Data provided –
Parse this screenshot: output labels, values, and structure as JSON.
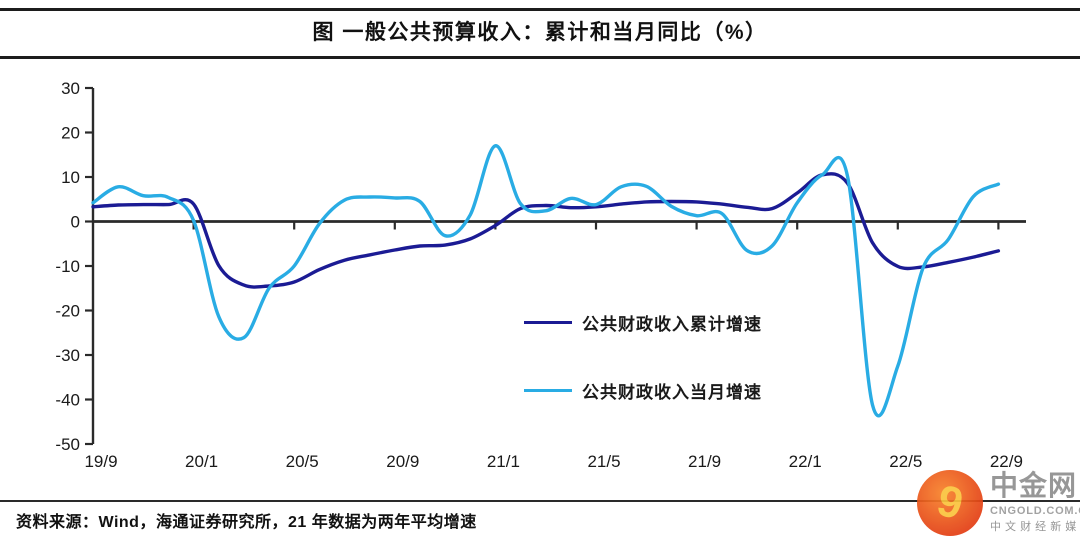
{
  "title": "图  一般公共预算收入：累计和当月同比（%）",
  "source_note": "资料来源：Wind，海通证券研究所，21 年数据为两年平均增速",
  "logo": {
    "name": "中金网",
    "domain": "CNGOLD.COM.CN",
    "tagline": "中 文 财 经 新 媒 体",
    "mark_glyph": "9"
  },
  "colors": {
    "cumulative_line": "#1b1b94",
    "monthly_line": "#29ace4",
    "axis": "#2a2a2a",
    "tick_text": "#1a1a1a",
    "logo_red_outer": "#e03410",
    "logo_red_inner": "#f8832a",
    "logo_gold": "#fac33c"
  },
  "chart_data": {
    "type": "line",
    "x": [
      "19/9",
      "19/10",
      "19/11",
      "19/12",
      "20/1",
      "20/2",
      "20/3",
      "20/4",
      "20/5",
      "20/6",
      "20/7",
      "20/8",
      "20/9",
      "20/10",
      "20/11",
      "20/12",
      "21/1",
      "21/2",
      "21/3",
      "21/4",
      "21/5",
      "21/6",
      "21/7",
      "21/8",
      "21/9",
      "21/10",
      "21/11",
      "21/12",
      "22/1",
      "22/2",
      "22/3",
      "22/4",
      "22/5",
      "22/6",
      "22/7",
      "22/8",
      "22/9"
    ],
    "x_axis_ticks": [
      "19/9",
      "20/1",
      "20/5",
      "20/9",
      "21/1",
      "21/5",
      "21/9",
      "22/1",
      "22/5",
      "22/9"
    ],
    "y_ticks": [
      30,
      20,
      10,
      0,
      -10,
      -20,
      -30,
      -40,
      -50
    ],
    "ylim": [
      -50,
      30
    ],
    "grid": false,
    "legend_position": "inside-center-right",
    "series": [
      {
        "name": "公共财政收入累计增速",
        "color": "#1b1b94",
        "values": [
          3.3,
          3.7,
          3.8,
          3.8,
          3.9,
          -9.9,
          -14.3,
          -14.5,
          -13.6,
          -10.8,
          -8.7,
          -7.5,
          -6.4,
          -5.5,
          -5.3,
          -3.9,
          -0.9,
          2.9,
          3.6,
          3.1,
          3.3,
          3.9,
          4.4,
          4.5,
          4.4,
          3.9,
          3.2,
          2.9,
          6.4,
          10.5,
          8.6,
          -4.8,
          -10.1,
          -10.2,
          -9.2,
          -8.0,
          -6.6
        ]
      },
      {
        "name": "公共财政收入当月增速",
        "color": "#29ace4",
        "values": [
          4.2,
          7.8,
          5.8,
          5.4,
          0.2,
          -21.4,
          -26.1,
          -15.0,
          -10.0,
          -0.5,
          4.8,
          5.5,
          5.3,
          4.5,
          -3.2,
          1.5,
          17.0,
          4.0,
          2.4,
          5.2,
          3.8,
          7.8,
          7.9,
          3.4,
          1.3,
          1.8,
          -6.5,
          -5.5,
          4.2,
          10.5,
          10.2,
          -41.3,
          -32.5,
          -10.5,
          -4.1,
          5.6,
          8.4
        ]
      }
    ]
  }
}
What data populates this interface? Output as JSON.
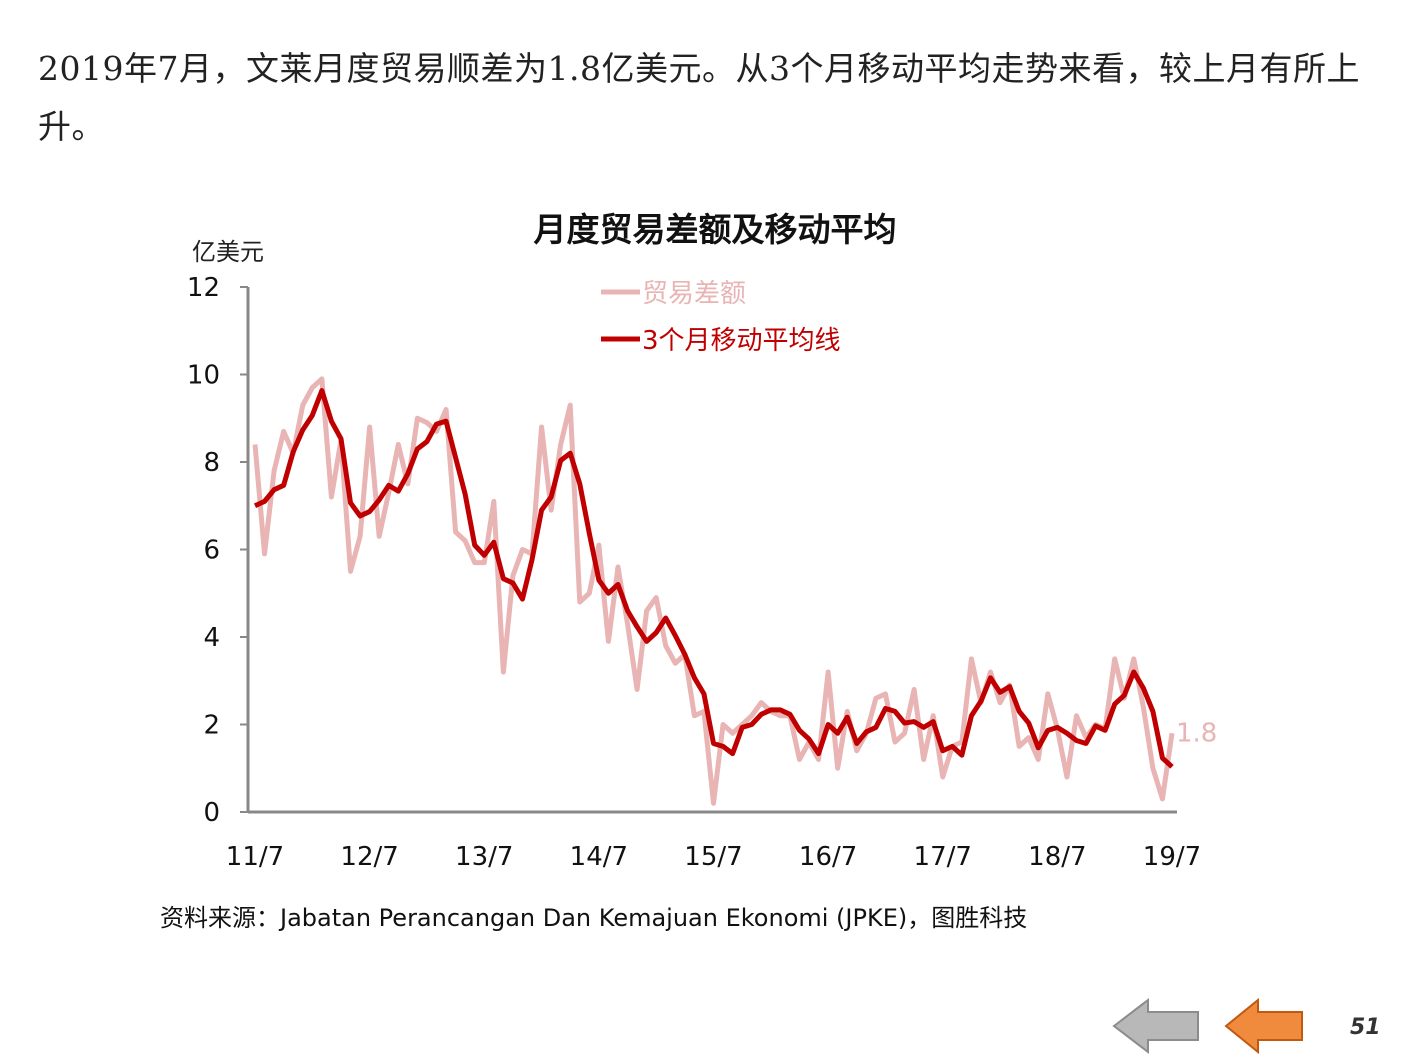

The exercise –
Reproduce the material in full, word for word, and omit the pictures.

Correct result –
Parse this screenshot: output labels, values, and structure as JSON.
{
  "title": "图  一般公共预算收入：累计和当月同比（%）",
  "source_note": "资料来源：Wind，海通证券研究所，21 年数据为两年平均增速",
  "logo": {
    "name": "中金网",
    "domain": "CNGOLD.COM.CN",
    "tagline": "中 文 财 经 新 媒 体",
    "mark_glyph": "9"
  },
  "colors": {
    "cumulative_line": "#1b1b94",
    "monthly_line": "#29ace4",
    "axis": "#2a2a2a",
    "tick_text": "#1a1a1a",
    "logo_red_outer": "#e03410",
    "logo_red_inner": "#f8832a",
    "logo_gold": "#fac33c"
  },
  "chart_data": {
    "type": "line",
    "x": [
      "19/9",
      "19/10",
      "19/11",
      "19/12",
      "20/1",
      "20/2",
      "20/3",
      "20/4",
      "20/5",
      "20/6",
      "20/7",
      "20/8",
      "20/9",
      "20/10",
      "20/11",
      "20/12",
      "21/1",
      "21/2",
      "21/3",
      "21/4",
      "21/5",
      "21/6",
      "21/7",
      "21/8",
      "21/9",
      "21/10",
      "21/11",
      "21/12",
      "22/1",
      "22/2",
      "22/3",
      "22/4",
      "22/5",
      "22/6",
      "22/7",
      "22/8",
      "22/9"
    ],
    "x_axis_ticks": [
      "19/9",
      "20/1",
      "20/5",
      "20/9",
      "21/1",
      "21/5",
      "21/9",
      "22/1",
      "22/5",
      "22/9"
    ],
    "y_ticks": [
      30,
      20,
      10,
      0,
      -10,
      -20,
      -30,
      -40,
      -50
    ],
    "ylim": [
      -50,
      30
    ],
    "grid": false,
    "legend_position": "inside-center-right",
    "series": [
      {
        "name": "公共财政收入累计增速",
        "color": "#1b1b94",
        "values": [
          3.3,
          3.7,
          3.8,
          3.8,
          3.9,
          -9.9,
          -14.3,
          -14.5,
          -13.6,
          -10.8,
          -8.7,
          -7.5,
          -6.4,
          -5.5,
          -5.3,
          -3.9,
          -0.9,
          2.9,
          3.6,
          3.1,
          3.3,
          3.9,
          4.4,
          4.5,
          4.4,
          3.9,
          3.2,
          2.9,
          6.4,
          10.5,
          8.6,
          -4.8,
          -10.1,
          -10.2,
          -9.2,
          -8.0,
          -6.6
        ]
      },
      {
        "name": "公共财政收入当月增速",
        "color": "#29ace4",
        "values": [
          4.2,
          7.8,
          5.8,
          5.4,
          0.2,
          -21.4,
          -26.1,
          -15.0,
          -10.0,
          -0.5,
          4.8,
          5.5,
          5.3,
          4.5,
          -3.2,
          1.5,
          17.0,
          4.0,
          2.4,
          5.2,
          3.8,
          7.8,
          7.9,
          3.4,
          1.3,
          1.8,
          -6.5,
          -5.5,
          4.2,
          10.5,
          10.2,
          -41.3,
          -32.5,
          -10.5,
          -4.1,
          5.6,
          8.4
        ]
      }
    ]
  }
}
What data populates this interface? Output as JSON.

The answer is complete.